─── Extracted entries ───

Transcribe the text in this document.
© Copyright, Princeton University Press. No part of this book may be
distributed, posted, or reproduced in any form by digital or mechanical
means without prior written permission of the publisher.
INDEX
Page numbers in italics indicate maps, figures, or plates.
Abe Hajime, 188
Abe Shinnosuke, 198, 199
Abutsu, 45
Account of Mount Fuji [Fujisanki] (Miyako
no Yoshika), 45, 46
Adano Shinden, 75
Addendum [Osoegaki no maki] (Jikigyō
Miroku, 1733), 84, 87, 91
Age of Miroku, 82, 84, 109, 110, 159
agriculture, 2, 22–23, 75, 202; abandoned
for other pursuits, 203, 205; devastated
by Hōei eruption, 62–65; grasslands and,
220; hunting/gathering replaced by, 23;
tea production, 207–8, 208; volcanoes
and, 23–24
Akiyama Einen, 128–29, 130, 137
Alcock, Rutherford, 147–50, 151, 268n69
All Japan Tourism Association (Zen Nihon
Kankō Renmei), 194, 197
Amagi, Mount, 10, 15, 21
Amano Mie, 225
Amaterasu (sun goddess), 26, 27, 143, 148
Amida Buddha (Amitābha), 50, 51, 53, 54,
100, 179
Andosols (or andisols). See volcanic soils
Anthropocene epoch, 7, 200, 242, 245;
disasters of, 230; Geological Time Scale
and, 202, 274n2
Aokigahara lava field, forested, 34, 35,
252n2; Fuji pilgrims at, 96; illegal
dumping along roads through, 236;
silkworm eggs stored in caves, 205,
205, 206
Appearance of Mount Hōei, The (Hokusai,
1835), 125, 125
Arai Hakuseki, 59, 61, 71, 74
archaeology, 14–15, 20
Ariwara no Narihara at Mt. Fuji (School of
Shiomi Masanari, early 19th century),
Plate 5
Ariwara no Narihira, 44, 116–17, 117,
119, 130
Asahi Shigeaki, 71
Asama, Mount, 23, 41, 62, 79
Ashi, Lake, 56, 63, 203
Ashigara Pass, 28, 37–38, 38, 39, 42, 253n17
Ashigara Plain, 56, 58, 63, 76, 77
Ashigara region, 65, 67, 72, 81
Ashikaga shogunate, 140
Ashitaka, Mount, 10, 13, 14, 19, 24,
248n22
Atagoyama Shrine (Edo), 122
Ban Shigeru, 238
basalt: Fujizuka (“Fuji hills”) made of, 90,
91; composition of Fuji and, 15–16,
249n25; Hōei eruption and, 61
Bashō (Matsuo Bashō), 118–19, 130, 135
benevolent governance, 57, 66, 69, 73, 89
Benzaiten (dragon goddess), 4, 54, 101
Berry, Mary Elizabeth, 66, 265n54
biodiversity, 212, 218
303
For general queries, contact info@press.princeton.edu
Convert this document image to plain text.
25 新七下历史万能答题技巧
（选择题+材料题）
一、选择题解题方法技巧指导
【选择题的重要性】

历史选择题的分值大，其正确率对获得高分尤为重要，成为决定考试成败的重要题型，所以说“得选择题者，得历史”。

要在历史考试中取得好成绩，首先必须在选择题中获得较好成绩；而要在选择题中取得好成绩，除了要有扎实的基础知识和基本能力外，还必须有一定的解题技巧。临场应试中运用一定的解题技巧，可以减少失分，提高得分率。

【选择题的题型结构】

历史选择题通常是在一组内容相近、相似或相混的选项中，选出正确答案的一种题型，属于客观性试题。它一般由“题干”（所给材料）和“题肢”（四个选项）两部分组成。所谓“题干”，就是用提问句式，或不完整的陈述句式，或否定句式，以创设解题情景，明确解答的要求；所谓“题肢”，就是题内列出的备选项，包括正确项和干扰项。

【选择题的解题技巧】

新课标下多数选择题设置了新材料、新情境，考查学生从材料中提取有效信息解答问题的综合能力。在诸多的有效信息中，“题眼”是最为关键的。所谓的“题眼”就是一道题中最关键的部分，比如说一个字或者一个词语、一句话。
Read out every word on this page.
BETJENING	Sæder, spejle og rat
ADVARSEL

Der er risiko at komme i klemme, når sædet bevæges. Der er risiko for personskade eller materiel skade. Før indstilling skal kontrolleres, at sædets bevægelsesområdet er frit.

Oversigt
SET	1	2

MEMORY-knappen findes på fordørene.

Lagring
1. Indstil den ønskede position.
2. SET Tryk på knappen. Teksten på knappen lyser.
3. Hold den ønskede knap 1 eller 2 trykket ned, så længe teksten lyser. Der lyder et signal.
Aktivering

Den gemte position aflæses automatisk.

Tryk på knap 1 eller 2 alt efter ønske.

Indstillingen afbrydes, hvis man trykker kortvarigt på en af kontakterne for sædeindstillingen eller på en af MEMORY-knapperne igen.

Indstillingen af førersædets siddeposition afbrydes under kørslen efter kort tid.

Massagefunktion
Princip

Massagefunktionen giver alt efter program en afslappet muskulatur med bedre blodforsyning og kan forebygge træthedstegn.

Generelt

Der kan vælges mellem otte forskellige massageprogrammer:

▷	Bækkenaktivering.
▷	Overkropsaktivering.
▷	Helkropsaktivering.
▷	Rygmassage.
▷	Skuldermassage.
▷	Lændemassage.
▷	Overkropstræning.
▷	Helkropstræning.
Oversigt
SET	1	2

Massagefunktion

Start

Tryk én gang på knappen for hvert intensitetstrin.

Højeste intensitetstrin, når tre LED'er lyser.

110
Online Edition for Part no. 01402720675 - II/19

───

*Requirements:* Pull out each line of the listing that holds the string "Indstillingen".

*Result for this exercise:*
Indstillingen afbrydes, hvis man trykker kortvarigt på en af kontakterne for sædeindstillingen eller på en af MEMORY-knapperne igen.
Indstillingen af førersædets siddeposition afbrydes under kørslen efter kort tid.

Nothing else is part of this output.